* TASK TO CARRY OUT: All lines below must be repeated exactly, with the pictures omitted.
# START OF AVAILABLE RECORDS
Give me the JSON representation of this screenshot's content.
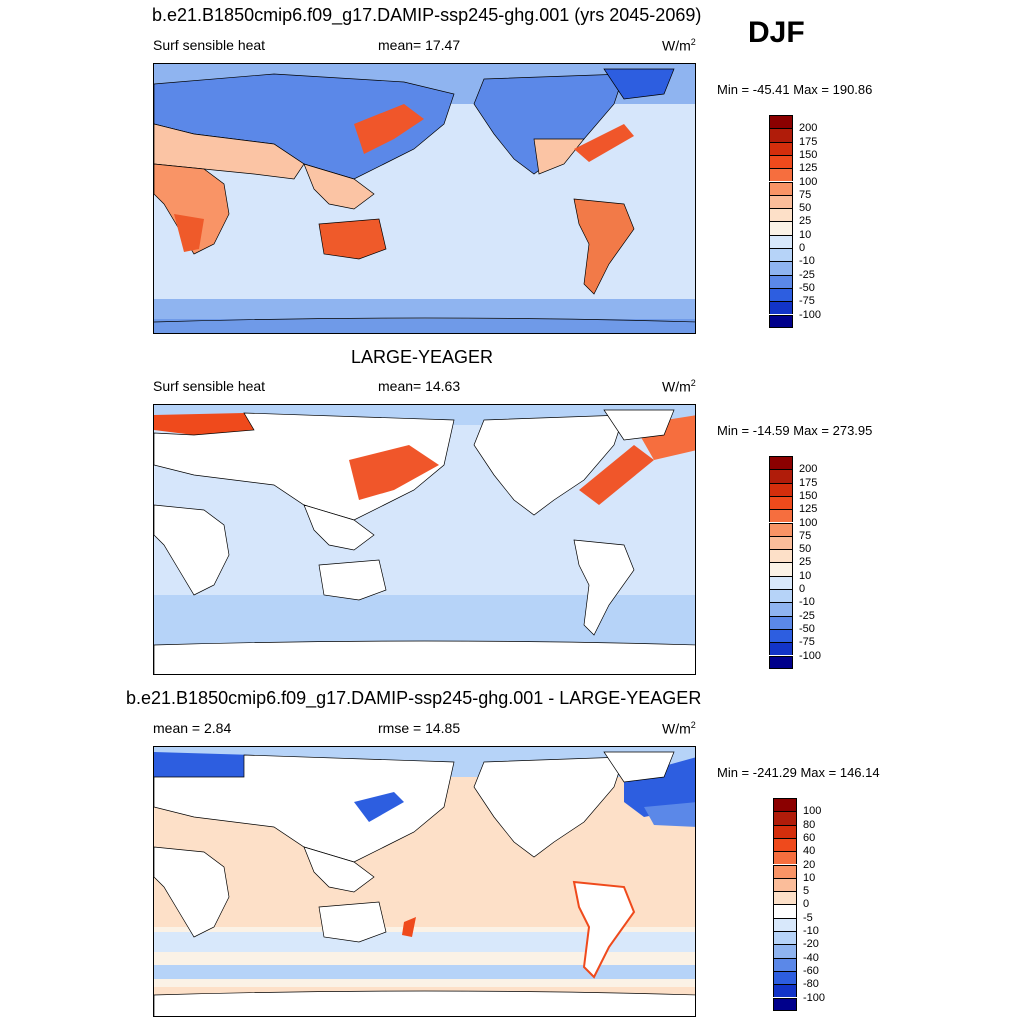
{
  "season": "DJF",
  "panels": [
    {
      "title": "b.e21.B1850cmip6.f09_g17.DAMIP-ssp245-ghg.001 (yrs 2045-2069)",
      "left_label": "Surf sensible heat",
      "center_label": "mean=  17.47",
      "units_base": "W/m",
      "units_exp": "2",
      "minmax": "Min = -45.41 Max = 190.86",
      "colorbar": {
        "labels": [
          "200",
          "175",
          "150",
          "125",
          "100",
          "75",
          "50",
          "25",
          "10",
          "0",
          "-10",
          "-25",
          "-50",
          "-75",
          "-100"
        ],
        "colors": [
          "#8b0000",
          "#b01c0a",
          "#d42e0c",
          "#ef4a1c",
          "#f66e3e",
          "#f99466",
          "#fbbd9a",
          "#fde0c8",
          "#fbf2e6",
          "#d8e8fb",
          "#b6d3f8",
          "#8fb4f0",
          "#5b88e8",
          "#2d5ee0",
          "#1234c8",
          "#00008b"
        ]
      },
      "fields": {
        "ocean_fill": "#d6e6fb",
        "land_fill": "#fbc4a4",
        "patches": [
          {
            "name": "arctic",
            "color": "#6f9ae8"
          },
          {
            "name": "southern-ocean",
            "color": "#8fb4f0"
          },
          {
            "name": "kuroshio",
            "color": "#f0562a"
          },
          {
            "name": "gulf-stream",
            "color": "#f0562a"
          },
          {
            "name": "australia",
            "color": "#ef5a2a"
          },
          {
            "name": "south-america",
            "color": "#f27a48"
          },
          {
            "name": "south-africa",
            "color": "#f27a48"
          },
          {
            "name": "siberia",
            "color": "#5b88e8"
          }
        ]
      }
    },
    {
      "title": "LARGE-YEAGER",
      "left_label": "Surf sensible heat",
      "center_label": "mean=  14.63",
      "units_base": "W/m",
      "units_exp": "2",
      "minmax": "Min = -14.59 Max = 273.95",
      "colorbar": {
        "labels": [
          "200",
          "175",
          "150",
          "125",
          "100",
          "75",
          "50",
          "25",
          "10",
          "0",
          "-10",
          "-25",
          "-50",
          "-75",
          "-100"
        ],
        "colors": [
          "#8b0000",
          "#b01c0a",
          "#d42e0c",
          "#ef4a1c",
          "#f66e3e",
          "#f99466",
          "#fbbd9a",
          "#fde0c8",
          "#fbf2e6",
          "#d8e8fb",
          "#b6d3f8",
          "#8fb4f0",
          "#5b88e8",
          "#2d5ee0",
          "#1234c8",
          "#00008b"
        ]
      },
      "fields": {
        "ocean_fill": "#d6e6fb",
        "land_fill": "#ffffff",
        "patches": [
          {
            "name": "kuroshio",
            "color": "#f0562a"
          },
          {
            "name": "gulf-stream",
            "color": "#f0562a"
          },
          {
            "name": "nordic-seas",
            "color": "#ef4a1c"
          },
          {
            "name": "southern-ocean",
            "color": "#b6d3f8"
          }
        ]
      }
    },
    {
      "title": "b.e21.B1850cmip6.f09_g17.DAMIP-ssp245-ghg.001 - LARGE-YEAGER",
      "left_label": "mean =   2.84",
      "center_label": "rmse =  14.85",
      "units_base": "W/m",
      "units_exp": "2",
      "minmax": "Min = -241.29 Max = 146.14",
      "colorbar": {
        "labels": [
          "100",
          "80",
          "60",
          "40",
          "20",
          "10",
          "5",
          "0",
          "-5",
          "-10",
          "-20",
          "-40",
          "-60",
          "-80",
          "-100"
        ],
        "colors": [
          "#8b0000",
          "#b01c0a",
          "#d42e0c",
          "#ef4a1c",
          "#f66e3e",
          "#f99466",
          "#fbbd9a",
          "#fde0c8",
          "#ffffff",
          "#d8e8fb",
          "#b6d3f8",
          "#8fb4f0",
          "#5b88e8",
          "#2d5ee0",
          "#1234c8",
          "#00008b"
        ]
      },
      "fields": {
        "ocean_fill": "#fde0c8",
        "land_fill": "#ffffff",
        "patches": [
          {
            "name": "north-atlantic",
            "color": "#2d5ee0"
          },
          {
            "name": "arctic",
            "color": "#5b88e8"
          },
          {
            "name": "southern-ocean",
            "color": "#b6d3f8"
          },
          {
            "name": "coastal-warm",
            "color": "#ef4a1c"
          }
        ]
      }
    }
  ]
}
# END OF AVAILABLE RECORDS
* WORKED SOLUTION:
Give me the JSON representation of this screenshot's content.
{
  "season": "DJF",
  "panels": [
    {
      "title": "b.e21.B1850cmip6.f09_g17.DAMIP-ssp245-ghg.001 (yrs 2045-2069)",
      "left_label": "Surf sensible heat",
      "center_label": "mean=  17.47",
      "units_base": "W/m",
      "units_exp": "2",
      "minmax": "Min = -45.41 Max = 190.86",
      "colorbar": {
        "labels": [
          "200",
          "175",
          "150",
          "125",
          "100",
          "75",
          "50",
          "25",
          "10",
          "0",
          "-10",
          "-25",
          "-50",
          "-75",
          "-100"
        ],
        "colors": [
          "#8b0000",
          "#b01c0a",
          "#d42e0c",
          "#ef4a1c",
          "#f66e3e",
          "#f99466",
          "#fbbd9a",
          "#fde0c8",
          "#fbf2e6",
          "#d8e8fb",
          "#b6d3f8",
          "#8fb4f0",
          "#5b88e8",
          "#2d5ee0",
          "#1234c8",
          "#00008b"
        ]
      },
      "fields": {
        "ocean_fill": "#d6e6fb",
        "land_fill": "#fbc4a4",
        "patches": [
          {
            "name": "arctic",
            "color": "#6f9ae8"
          },
          {
            "name": "southern-ocean",
            "color": "#8fb4f0"
          },
          {
            "name": "kuroshio",
            "color": "#f0562a"
          },
          {
            "name": "gulf-stream",
            "color": "#f0562a"
          },
          {
            "name": "australia",
            "color": "#ef5a2a"
          },
          {
            "name": "south-america",
            "color": "#f27a48"
          },
          {
            "name": "south-africa",
            "color": "#f27a48"
          },
          {
            "name": "siberia",
            "color": "#5b88e8"
          }
        ]
      }
    },
    {
      "title": "LARGE-YEAGER",
      "left_label": "Surf sensible heat",
      "center_label": "mean=  14.63",
      "units_base": "W/m",
      "units_exp": "2",
      "minmax": "Min = -14.59 Max = 273.95",
      "colorbar": {
        "labels": [
          "200",
          "175",
          "150",
          "125",
          "100",
          "75",
          "50",
          "25",
          "10",
          "0",
          "-10",
          "-25",
          "-50",
          "-75",
          "-100"
        ],
        "colors": [
          "#8b0000",
          "#b01c0a",
          "#d42e0c",
          "#ef4a1c",
          "#f66e3e",
          "#f99466",
          "#fbbd9a",
          "#fde0c8",
          "#fbf2e6",
          "#d8e8fb",
          "#b6d3f8",
          "#8fb4f0",
          "#5b88e8",
          "#2d5ee0",
          "#1234c8",
          "#00008b"
        ]
      },
      "fields": {
        "ocean_fill": "#d6e6fb",
        "land_fill": "#ffffff",
        "patches": [
          {
            "name": "kuroshio",
            "color": "#f0562a"
          },
          {
            "name": "gulf-stream",
            "color": "#f0562a"
          },
          {
            "name": "nordic-seas",
            "color": "#ef4a1c"
          },
          {
            "name": "southern-ocean",
            "color": "#b6d3f8"
          }
        ]
      }
    },
    {
      "title": "b.e21.B1850cmip6.f09_g17.DAMIP-ssp245-ghg.001 - LARGE-YEAGER",
      "left_label": "mean =   2.84",
      "center_label": "rmse =  14.85",
      "units_base": "W/m",
      "units_exp": "2",
      "minmax": "Min = -241.29 Max = 146.14",
      "colorbar": {
        "labels": [
          "100",
          "80",
          "60",
          "40",
          "20",
          "10",
          "5",
          "0",
          "-5",
          "-10",
          "-20",
          "-40",
          "-60",
          "-80",
          "-100"
        ],
        "colors": [
          "#8b0000",
          "#b01c0a",
          "#d42e0c",
          "#ef4a1c",
          "#f66e3e",
          "#f99466",
          "#fbbd9a",
          "#fde0c8",
          "#ffffff",
          "#d8e8fb",
          "#b6d3f8",
          "#8fb4f0",
          "#5b88e8",
          "#2d5ee0",
          "#1234c8",
          "#00008b"
        ]
      },
      "fields": {
        "ocean_fill": "#fde0c8",
        "land_fill": "#ffffff",
        "patches": [
          {
            "name": "north-atlantic",
            "color": "#2d5ee0"
          },
          {
            "name": "arctic",
            "color": "#5b88e8"
          },
          {
            "name": "southern-ocean",
            "color": "#b6d3f8"
          },
          {
            "name": "coastal-warm",
            "color": "#ef4a1c"
          }
        ]
      }
    }
  ]
}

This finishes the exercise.